%%
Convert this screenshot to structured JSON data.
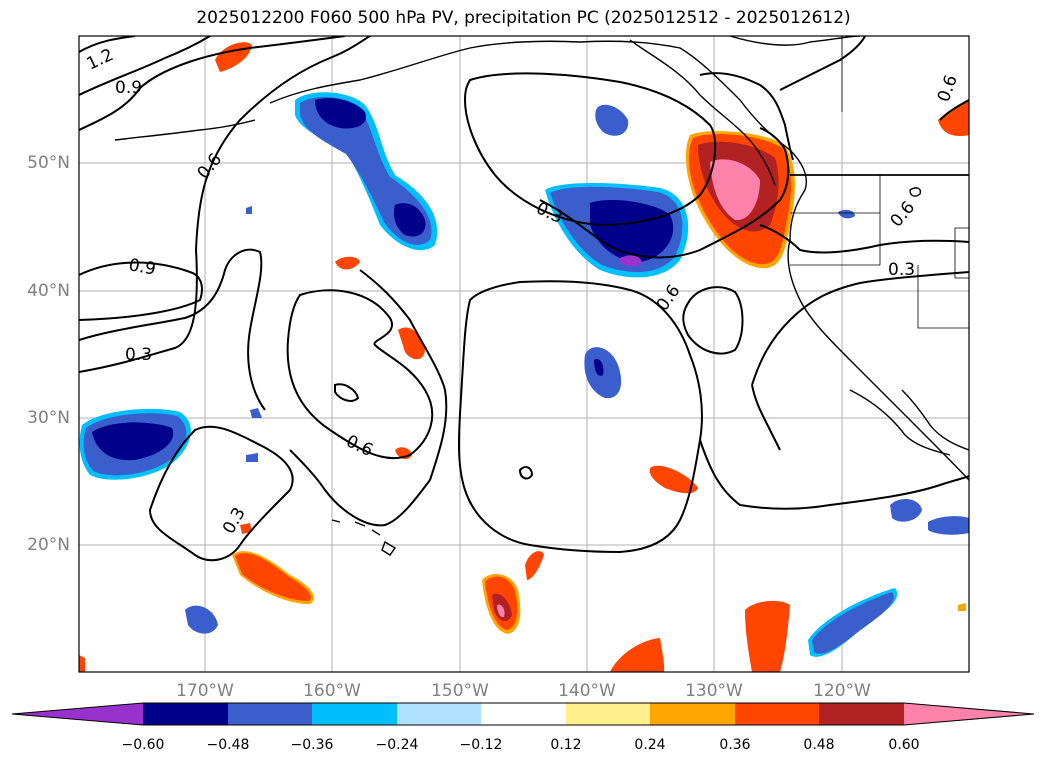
{
  "title": "2025012200 F060 500 hPa PV, precipitation PC (2025012512 - 2025012612)",
  "map": {
    "lat_labels": [
      "50°N",
      "40°N",
      "30°N",
      "20°N"
    ],
    "lon_labels": [
      "170°W",
      "160°W",
      "150°W",
      "140°W",
      "130°W",
      "120°W"
    ],
    "contour_labels": [
      "1.2",
      "0.9",
      "0.6",
      "0.9",
      "0.3",
      "0.6",
      "0.3",
      "0.6",
      "0.3",
      "0.6",
      "0.6",
      "0.3"
    ]
  },
  "colorbar": {
    "ticks": [
      "−0.60",
      "−0.48",
      "−0.36",
      "−0.24",
      "−0.12",
      "0.12",
      "0.24",
      "0.36",
      "0.48",
      "0.60"
    ],
    "colors": [
      "#9932cc",
      "#00008b",
      "#3a5fcd",
      "#00bfff",
      "#b0e2ff",
      "#ffffff",
      "#fff08c",
      "#ffa500",
      "#ff4500",
      "#b22222",
      "#ff82ab"
    ]
  }
}
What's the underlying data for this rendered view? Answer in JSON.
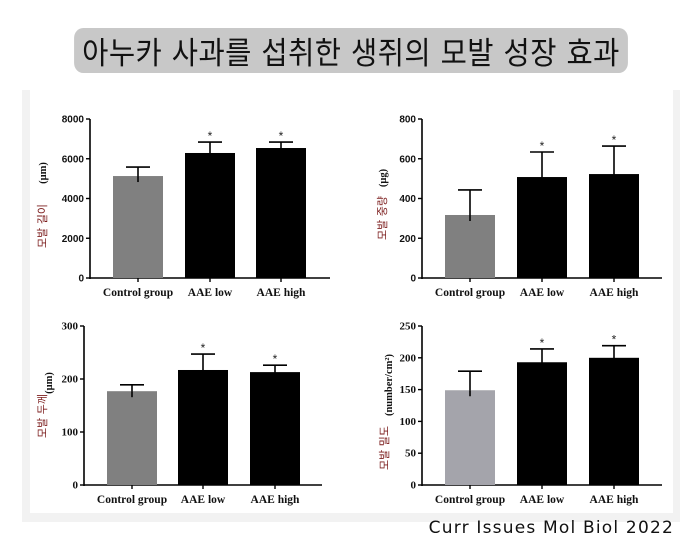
{
  "title": "아누카 사과를 섭취한 생쥐의 모발 성장 효과",
  "citation": "Curr Issues Mol Biol 2022",
  "colors": {
    "title_bg": "#c8c8c8",
    "control_bar": "#808080",
    "control_bar_density": "#a4a4ab",
    "treatment_bar": "#000000",
    "ylabel_korean": "#7a1a1a"
  },
  "chart_data": [
    {
      "type": "bar",
      "title": "",
      "ylabel": "모발 길이 (μm)",
      "ylabel_korean": "모발 길이",
      "ylabel_unit": "(μm)",
      "xlabel": "",
      "categories": [
        "Control group",
        "AAE low",
        "AAE high"
      ],
      "values": [
        5130,
        6290,
        6540
      ],
      "error": [
        450,
        550,
        300
      ],
      "significance": [
        "",
        "*",
        "*"
      ],
      "ylim": [
        0,
        8000
      ],
      "yticks": [
        0,
        2000,
        4000,
        6000,
        8000
      ],
      "grid": false
    },
    {
      "type": "bar",
      "title": "",
      "ylabel": "모발 중량 (μg)",
      "ylabel_korean": "모발 중량",
      "ylabel_unit": "(μg)",
      "xlabel": "",
      "categories": [
        "Control group",
        "AAE low",
        "AAE high"
      ],
      "values": [
        317,
        508,
        523
      ],
      "error": [
        126,
        126,
        141
      ],
      "significance": [
        "",
        "*",
        "*"
      ],
      "ylim": [
        0,
        800
      ],
      "yticks": [
        0,
        200,
        400,
        600,
        800
      ],
      "grid": false
    },
    {
      "type": "bar",
      "title": "",
      "ylabel": "모발 두께 (μm)",
      "ylabel_korean": "모발 두께",
      "ylabel_unit": "(μm)",
      "xlabel": "",
      "categories": [
        "Control group",
        "AAE low",
        "AAE high"
      ],
      "values": [
        177,
        217,
        213
      ],
      "error": [
        12,
        30,
        13
      ],
      "significance": [
        "",
        "*",
        "*"
      ],
      "ylim": [
        0,
        300
      ],
      "yticks": [
        0,
        100,
        200,
        300
      ],
      "grid": false
    },
    {
      "type": "bar",
      "title": "",
      "ylabel": "모발 밀도 (number/cm²)",
      "ylabel_korean": "모발 밀도",
      "ylabel_unit": "(number/cm²)",
      "xlabel": "",
      "categories": [
        "Control group",
        "AAE low",
        "AAE high"
      ],
      "values": [
        149,
        193,
        200
      ],
      "error": [
        30,
        21,
        19
      ],
      "significance": [
        "",
        "*",
        "*"
      ],
      "ylim": [
        0,
        250
      ],
      "yticks": [
        0,
        50,
        100,
        150,
        200,
        250
      ],
      "grid": false
    }
  ]
}
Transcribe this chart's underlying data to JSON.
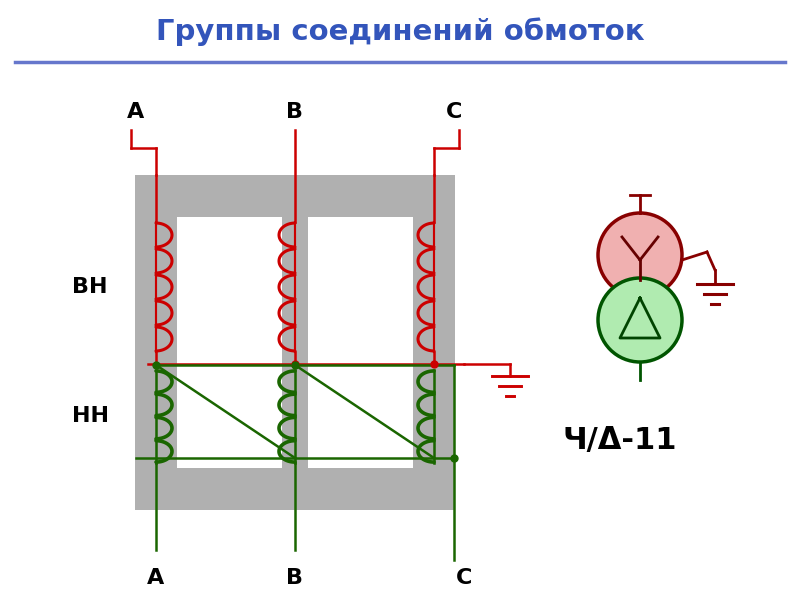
{
  "title": "Группы соединений обмоток",
  "title_color": "#3355bb",
  "title_fontsize": 21,
  "bg_color": "#ffffff",
  "red_color": "#cc0000",
  "green_color": "#1a6600",
  "gray_color": "#b0b0b0",
  "sep_color": "#6677cc",
  "label_VN": "ВН",
  "label_NN": "НН",
  "schema_label": "Ч/Δ-11",
  "lw_wire": 1.8,
  "lw_coil_red": 2.2,
  "lw_coil_green": 2.6
}
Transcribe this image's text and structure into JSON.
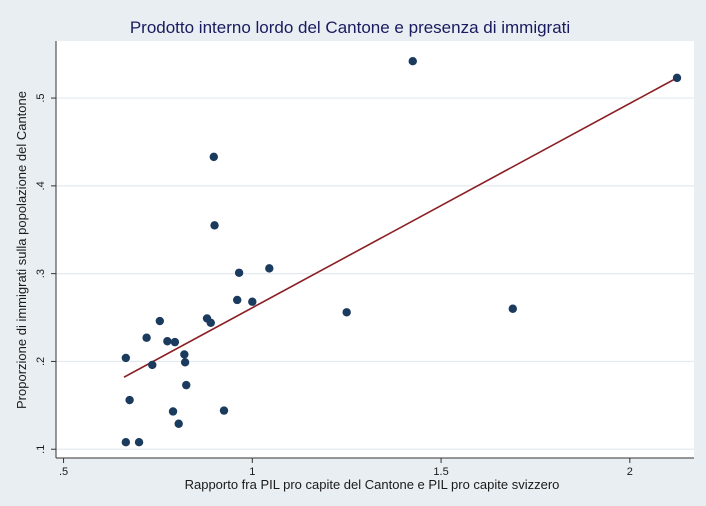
{
  "chart_data": {
    "type": "scatter",
    "title": "Prodotto interno lordo del Cantone e presenza di immigrati",
    "xlabel": "Rapporto fra PIL pro capite del Cantone e PIL pro capite svizzero",
    "ylabel": "Proporzione di immigrati sulla popolazione del Cantone",
    "xlim": [
      0.48,
      2.17
    ],
    "ylim": [
      0.09,
      0.565
    ],
    "grid": true,
    "x_ticks": [
      0.5,
      1,
      1.5,
      2
    ],
    "x_tick_labels": [
      ".5",
      "1",
      "1.5",
      "2"
    ],
    "y_ticks": [
      0.1,
      0.2,
      0.3,
      0.4,
      0.5
    ],
    "y_tick_labels": [
      ".1",
      ".2",
      ".3",
      ".4",
      ".5"
    ],
    "colors": {
      "points": "#1b3b5e",
      "fit_line": "#8b1f24",
      "grid": "#ffffff",
      "plot_bg": "#ffffff",
      "page_bg": "#e9eef2"
    },
    "points": [
      {
        "x": 0.665,
        "y": 0.204
      },
      {
        "x": 0.665,
        "y": 0.108
      },
      {
        "x": 0.675,
        "y": 0.156
      },
      {
        "x": 0.7,
        "y": 0.108
      },
      {
        "x": 0.72,
        "y": 0.227
      },
      {
        "x": 0.735,
        "y": 0.196
      },
      {
        "x": 0.755,
        "y": 0.246
      },
      {
        "x": 0.775,
        "y": 0.223
      },
      {
        "x": 0.79,
        "y": 0.143
      },
      {
        "x": 0.795,
        "y": 0.222
      },
      {
        "x": 0.805,
        "y": 0.129
      },
      {
        "x": 0.82,
        "y": 0.208
      },
      {
        "x": 0.822,
        "y": 0.199
      },
      {
        "x": 0.825,
        "y": 0.173
      },
      {
        "x": 0.88,
        "y": 0.249
      },
      {
        "x": 0.89,
        "y": 0.244
      },
      {
        "x": 0.898,
        "y": 0.433
      },
      {
        "x": 0.9,
        "y": 0.355
      },
      {
        "x": 0.925,
        "y": 0.144
      },
      {
        "x": 0.96,
        "y": 0.27
      },
      {
        "x": 0.965,
        "y": 0.301
      },
      {
        "x": 1.0,
        "y": 0.268
      },
      {
        "x": 1.045,
        "y": 0.306
      },
      {
        "x": 1.25,
        "y": 0.256
      },
      {
        "x": 1.425,
        "y": 0.542
      },
      {
        "x": 1.69,
        "y": 0.26
      },
      {
        "x": 2.125,
        "y": 0.523
      }
    ],
    "fit_line": {
      "x": [
        0.66,
        2.125
      ],
      "y": [
        0.182,
        0.523
      ]
    }
  }
}
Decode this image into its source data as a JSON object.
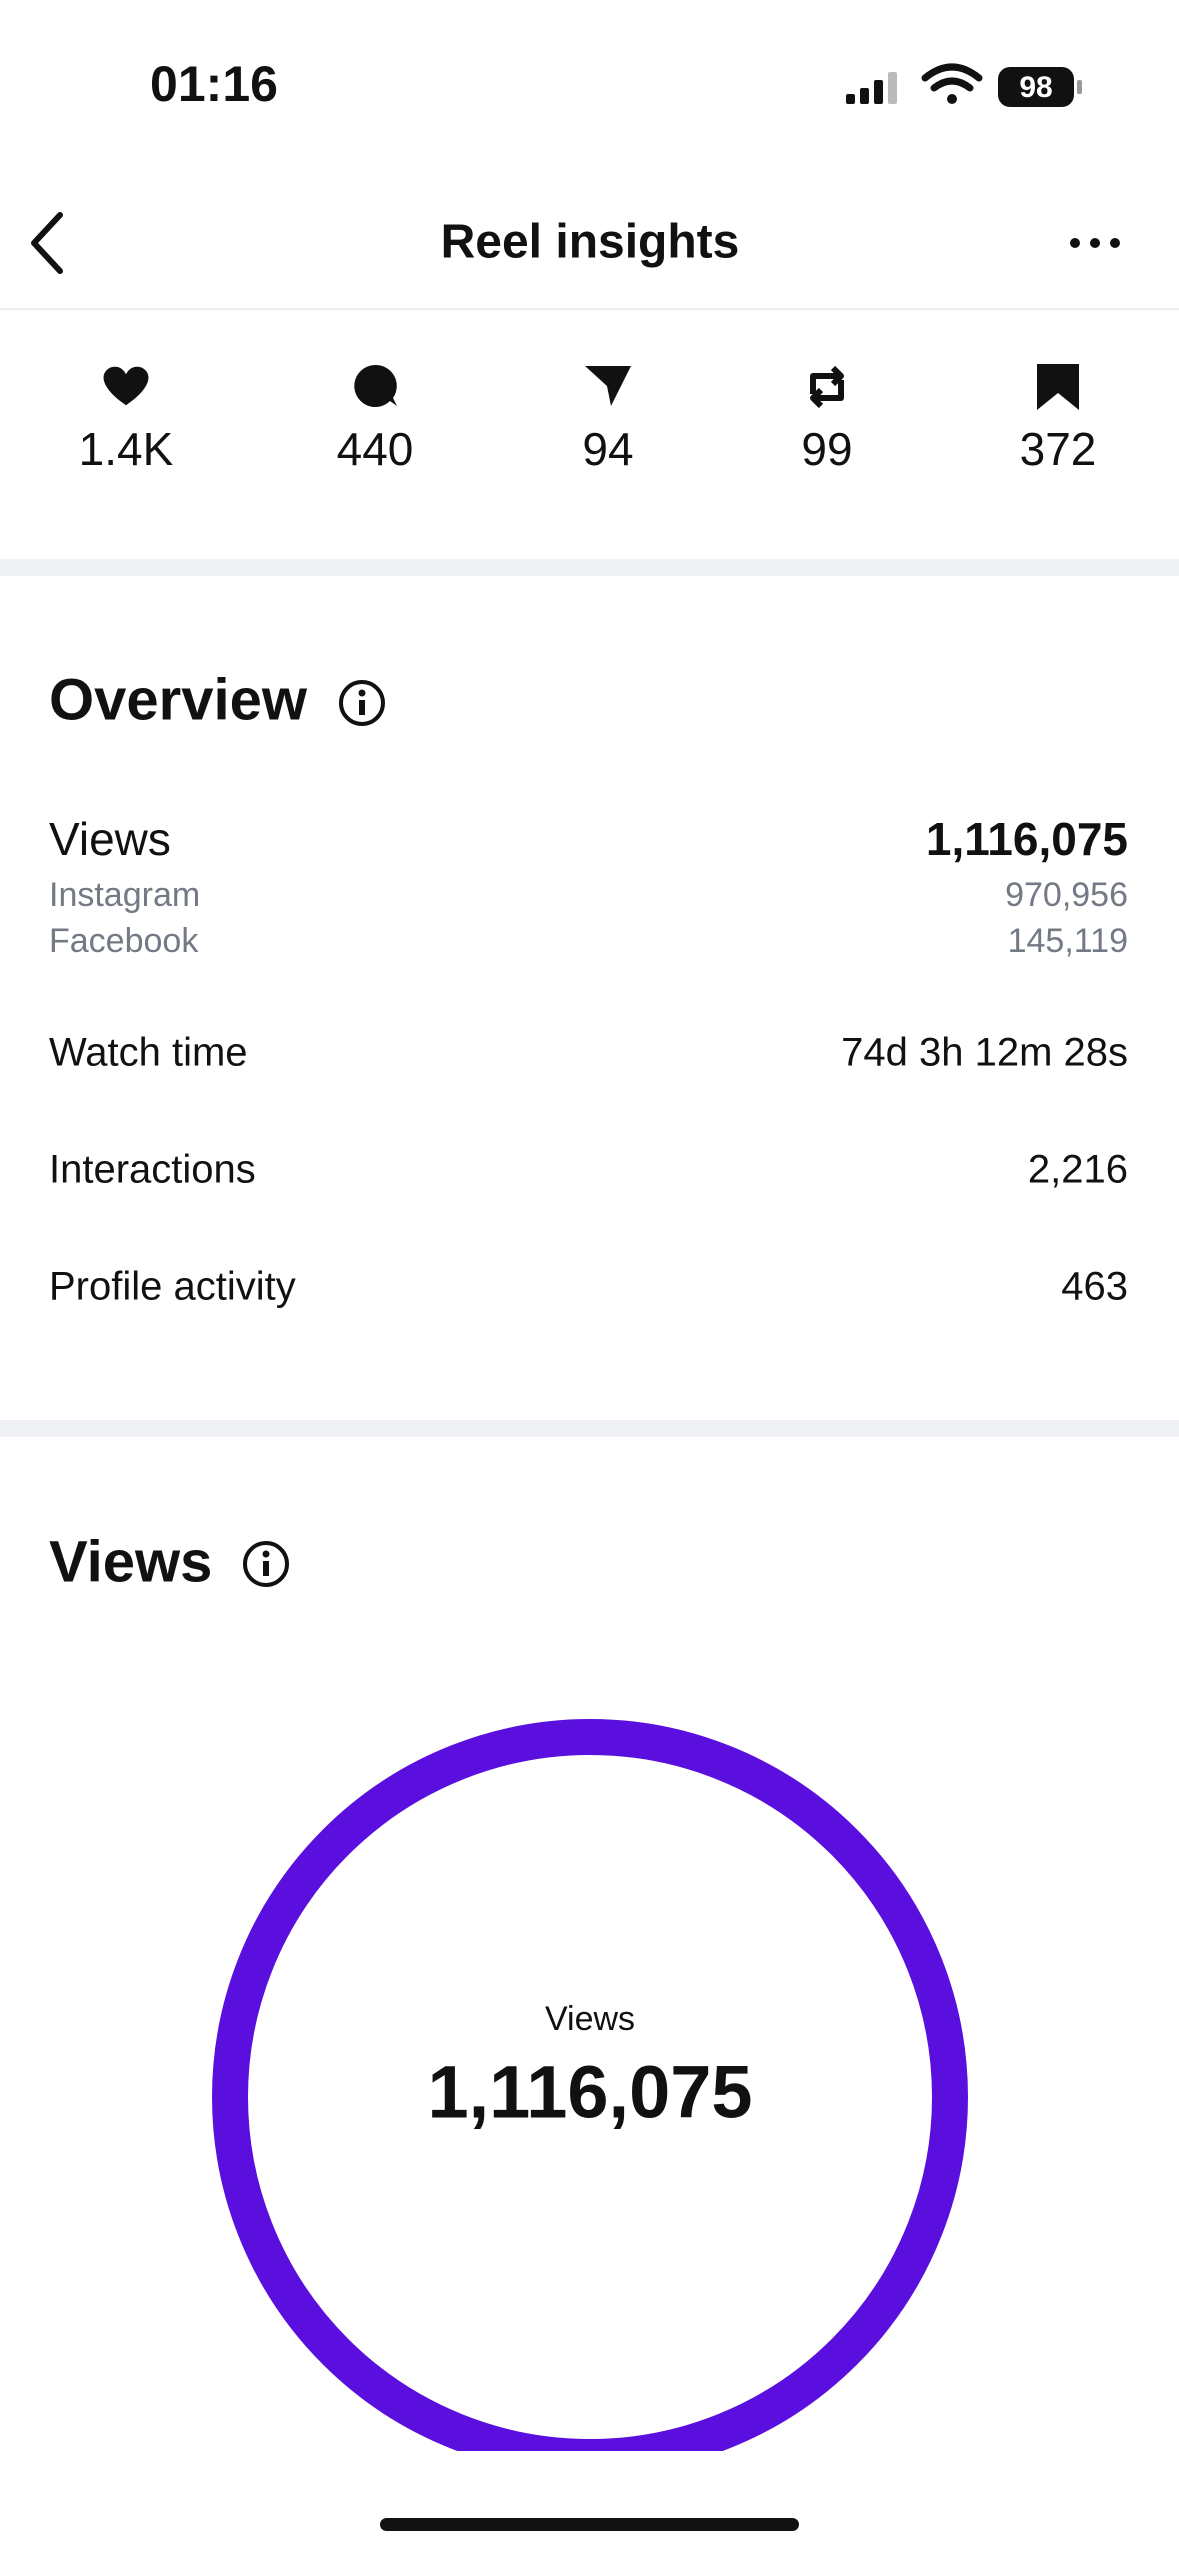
{
  "status_bar": {
    "time": "01:16",
    "battery": "98"
  },
  "header": {
    "title": "Reel insights"
  },
  "stats": [
    "1.4K",
    "440",
    "94",
    "99",
    "372"
  ],
  "overview": {
    "title": "Overview",
    "rows": [
      {
        "label": "Views",
        "value": "1,116,075",
        "sub": [
          {
            "label": "Instagram",
            "value": "970,956"
          },
          {
            "label": "Facebook",
            "value": "145,119"
          }
        ]
      },
      {
        "label": "Watch time",
        "value": "74d 3h 12m 28s"
      },
      {
        "label": "Interactions",
        "value": "2,216"
      },
      {
        "label": "Profile activity",
        "value": "463"
      }
    ]
  },
  "views": {
    "title": "Views",
    "center_label": "Views",
    "center_value": "1,116,075"
  }
}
%%
Copy every record above exactly, leaving out any pictures.

**WRITTEN ANSWER**:
Convert this screenshot to structured JSON data.
{
  "title": "2025012200 F060 500 hPa PV, precipitation PC (2025012512 - 2025012612)",
  "map": {
    "lat_labels": [
      "50°N",
      "40°N",
      "30°N",
      "20°N"
    ],
    "lon_labels": [
      "170°W",
      "160°W",
      "150°W",
      "140°W",
      "130°W",
      "120°W"
    ],
    "contour_labels": [
      "1.2",
      "0.9",
      "0.6",
      "0.9",
      "0.3",
      "0.6",
      "0.3",
      "0.6",
      "0.3",
      "0.6",
      "0.6",
      "0.3"
    ]
  },
  "colorbar": {
    "ticks": [
      "−0.60",
      "−0.48",
      "−0.36",
      "−0.24",
      "−0.12",
      "0.12",
      "0.24",
      "0.36",
      "0.48",
      "0.60"
    ],
    "colors": [
      "#9932cc",
      "#00008b",
      "#3a5fcd",
      "#00bfff",
      "#b0e2ff",
      "#ffffff",
      "#fff08c",
      "#ffa500",
      "#ff4500",
      "#b22222",
      "#ff82ab"
    ]
  }
}
What's the underlying data for this rendered view? Answer in JSON.
{
  "title": "아누카 사과를 섭취한 생쥐의 모발 성장 효과",
  "citation": "Curr Issues Mol Biol 2022",
  "colors": {
    "title_bg": "#c8c8c8",
    "control_bar": "#808080",
    "control_bar_density": "#a4a4ab",
    "treatment_bar": "#000000",
    "ylabel_korean": "#7a1a1a"
  },
  "chart_data": [
    {
      "type": "bar",
      "title": "",
      "ylabel": "모발 길이 (μm)",
      "ylabel_korean": "모발 길이",
      "ylabel_unit": "(μm)",
      "xlabel": "",
      "categories": [
        "Control group",
        "AAE low",
        "AAE high"
      ],
      "values": [
        5130,
        6290,
        6540
      ],
      "error": [
        450,
        550,
        300
      ],
      "significance": [
        "",
        "*",
        "*"
      ],
      "ylim": [
        0,
        8000
      ],
      "yticks": [
        0,
        2000,
        4000,
        6000,
        8000
      ],
      "grid": false
    },
    {
      "type": "bar",
      "title": "",
      "ylabel": "모발 중량 (μg)",
      "ylabel_korean": "모발 중량",
      "ylabel_unit": "(μg)",
      "xlabel": "",
      "categories": [
        "Control group",
        "AAE low",
        "AAE high"
      ],
      "values": [
        317,
        508,
        523
      ],
      "error": [
        126,
        126,
        141
      ],
      "significance": [
        "",
        "*",
        "*"
      ],
      "ylim": [
        0,
        800
      ],
      "yticks": [
        0,
        200,
        400,
        600,
        800
      ],
      "grid": false
    },
    {
      "type": "bar",
      "title": "",
      "ylabel": "모발 두께 (μm)",
      "ylabel_korean": "모발 두께",
      "ylabel_unit": "(μm)",
      "xlabel": "",
      "categories": [
        "Control group",
        "AAE low",
        "AAE high"
      ],
      "values": [
        177,
        217,
        213
      ],
      "error": [
        12,
        30,
        13
      ],
      "significance": [
        "",
        "*",
        "*"
      ],
      "ylim": [
        0,
        300
      ],
      "yticks": [
        0,
        100,
        200,
        300
      ],
      "grid": false
    },
    {
      "type": "bar",
      "title": "",
      "ylabel": "모발 밀도 (number/cm²)",
      "ylabel_korean": "모발 밀도",
      "ylabel_unit": "(number/cm²)",
      "xlabel": "",
      "categories": [
        "Control group",
        "AAE low",
        "AAE high"
      ],
      "values": [
        149,
        193,
        200
      ],
      "error": [
        30,
        21,
        19
      ],
      "significance": [
        "",
        "*",
        "*"
      ],
      "ylim": [
        0,
        250
      ],
      "yticks": [
        0,
        50,
        100,
        150,
        200,
        250
      ],
      "grid": false
    }
  ]
}
Transcribe this chart's underlying data to JSON.
{
  "title": "Группы соединений обмоток",
  "title_color": "#3355bb",
  "title_fontsize": 21,
  "bg_color": "#ffffff",
  "red_color": "#cc0000",
  "green_color": "#1a6600",
  "gray_color": "#b0b0b0",
  "sep_color": "#6677cc",
  "label_VN": "ВН",
  "label_NN": "НН",
  "schema_label": "Ч/Δ-11",
  "lw_wire": 1.8,
  "lw_coil_red": 2.2,
  "lw_coil_green": 2.6
}
Transcribe this image's text and structure into JSON.
{
  "chart_data": {
    "type": "scatter",
    "title": "Prodotto interno lordo del Cantone e presenza di immigrati",
    "xlabel": "Rapporto fra PIL pro capite del Cantone e PIL pro capite svizzero",
    "ylabel": "Proporzione di immigrati sulla popolazione del Cantone",
    "xlim": [
      0.48,
      2.17
    ],
    "ylim": [
      0.09,
      0.565
    ],
    "grid": true,
    "x_ticks": [
      0.5,
      1,
      1.5,
      2
    ],
    "x_tick_labels": [
      ".5",
      "1",
      "1.5",
      "2"
    ],
    "y_ticks": [
      0.1,
      0.2,
      0.3,
      0.4,
      0.5
    ],
    "y_tick_labels": [
      ".1",
      ".2",
      ".3",
      ".4",
      ".5"
    ],
    "colors": {
      "points": "#1b3b5e",
      "fit_line": "#8b1f24",
      "grid": "#ffffff",
      "plot_bg": "#ffffff",
      "page_bg": "#e9eef2"
    },
    "points": [
      {
        "x": 0.665,
        "y": 0.204
      },
      {
        "x": 0.665,
        "y": 0.108
      },
      {
        "x": 0.675,
        "y": 0.156
      },
      {
        "x": 0.7,
        "y": 0.108
      },
      {
        "x": 0.72,
        "y": 0.227
      },
      {
        "x": 0.735,
        "y": 0.196
      },
      {
        "x": 0.755,
        "y": 0.246
      },
      {
        "x": 0.775,
        "y": 0.223
      },
      {
        "x": 0.79,
        "y": 0.143
      },
      {
        "x": 0.795,
        "y": 0.222
      },
      {
        "x": 0.805,
        "y": 0.129
      },
      {
        "x": 0.82,
        "y": 0.208
      },
      {
        "x": 0.822,
        "y": 0.199
      },
      {
        "x": 0.825,
        "y": 0.173
      },
      {
        "x": 0.88,
        "y": 0.249
      },
      {
        "x": 0.89,
        "y": 0.244
      },
      {
        "x": 0.898,
        "y": 0.433
      },
      {
        "x": 0.9,
        "y": 0.355
      },
      {
        "x": 0.925,
        "y": 0.144
      },
      {
        "x": 0.96,
        "y": 0.27
      },
      {
        "x": 0.965,
        "y": 0.301
      },
      {
        "x": 1.0,
        "y": 0.268
      },
      {
        "x": 1.045,
        "y": 0.306
      },
      {
        "x": 1.25,
        "y": 0.256
      },
      {
        "x": 1.425,
        "y": 0.542
      },
      {
        "x": 1.69,
        "y": 0.26
      },
      {
        "x": 2.125,
        "y": 0.523
      }
    ],
    "fit_line": {
      "x": [
        0.66,
        2.125
      ],
      "y": [
        0.182,
        0.523
      ]
    }
  }
}
Decode this image into its source data as a JSON object.
{
  "status_bar": {
    "time": "01:16",
    "battery": "98"
  },
  "header": {
    "title": "Reel insights"
  },
  "stats": [
    "1.4K",
    "440",
    "94",
    "99",
    "372"
  ],
  "overview": {
    "title": "Overview",
    "rows": [
      {
        "label": "Views",
        "value": "1,116,075",
        "sub": [
          {
            "label": "Instagram",
            "value": "970,956"
          },
          {
            "label": "Facebook",
            "value": "145,119"
          }
        ]
      },
      {
        "label": "Watch time",
        "value": "74d 3h 12m 28s"
      },
      {
        "label": "Interactions",
        "value": "2,216"
      },
      {
        "label": "Profile activity",
        "value": "463"
      }
    ]
  },
  "views": {
    "title": "Views",
    "center_label": "Views",
    "center_value": "1,116,075"
  }
}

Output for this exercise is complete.